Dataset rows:
— start —
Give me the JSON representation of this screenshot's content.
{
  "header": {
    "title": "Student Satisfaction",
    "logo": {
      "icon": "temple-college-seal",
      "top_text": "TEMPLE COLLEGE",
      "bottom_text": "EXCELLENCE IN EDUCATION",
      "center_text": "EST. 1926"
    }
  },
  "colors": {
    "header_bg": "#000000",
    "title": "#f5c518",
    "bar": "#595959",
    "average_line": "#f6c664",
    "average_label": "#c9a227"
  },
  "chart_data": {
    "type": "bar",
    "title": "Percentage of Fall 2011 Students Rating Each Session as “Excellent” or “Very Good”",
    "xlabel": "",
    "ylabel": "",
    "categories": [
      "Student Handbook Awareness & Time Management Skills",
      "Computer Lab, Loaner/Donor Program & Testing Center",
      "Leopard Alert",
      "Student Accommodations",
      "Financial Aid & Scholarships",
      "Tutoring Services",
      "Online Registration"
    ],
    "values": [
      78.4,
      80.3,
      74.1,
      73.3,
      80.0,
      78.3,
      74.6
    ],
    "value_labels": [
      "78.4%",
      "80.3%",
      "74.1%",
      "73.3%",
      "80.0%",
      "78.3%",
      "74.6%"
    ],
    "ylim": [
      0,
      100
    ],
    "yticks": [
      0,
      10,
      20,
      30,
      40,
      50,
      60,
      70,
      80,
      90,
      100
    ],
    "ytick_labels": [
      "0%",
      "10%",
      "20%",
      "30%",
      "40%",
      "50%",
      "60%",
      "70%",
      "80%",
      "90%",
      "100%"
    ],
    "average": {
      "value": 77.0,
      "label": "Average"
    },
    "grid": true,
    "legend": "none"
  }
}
— end —
TASK BRIEF: Each line of the material above must be retyped precisely.

ANSWER:
Give me the JSON representation of this screenshot's content.
{
  "header": {
    "title": "Student Satisfaction",
    "logo": {
      "icon": "temple-college-seal",
      "top_text": "TEMPLE COLLEGE",
      "bottom_text": "EXCELLENCE IN EDUCATION",
      "center_text": "EST. 1926"
    }
  },
  "colors": {
    "header_bg": "#000000",
    "title": "#f5c518",
    "bar": "#595959",
    "average_line": "#f6c664",
    "average_label": "#c9a227"
  },
  "chart_data": {
    "type": "bar",
    "title": "Percentage of Fall 2011 Students Rating Each Session as “Excellent” or “Very Good”",
    "xlabel": "",
    "ylabel": "",
    "categories": [
      "Student Handbook Awareness & Time Management Skills",
      "Computer Lab, Loaner/Donor Program & Testing Center",
      "Leopard Alert",
      "Student Accommodations",
      "Financial Aid & Scholarships",
      "Tutoring Services",
      "Online Registration"
    ],
    "values": [
      78.4,
      80.3,
      74.1,
      73.3,
      80.0,
      78.3,
      74.6
    ],
    "value_labels": [
      "78.4%",
      "80.3%",
      "74.1%",
      "73.3%",
      "80.0%",
      "78.3%",
      "74.6%"
    ],
    "ylim": [
      0,
      100
    ],
    "yticks": [
      0,
      10,
      20,
      30,
      40,
      50,
      60,
      70,
      80,
      90,
      100
    ],
    "ytick_labels": [
      "0%",
      "10%",
      "20%",
      "30%",
      "40%",
      "50%",
      "60%",
      "70%",
      "80%",
      "90%",
      "100%"
    ],
    "average": {
      "value": 77.0,
      "label": "Average"
    },
    "grid": true,
    "legend": "none"
  }
}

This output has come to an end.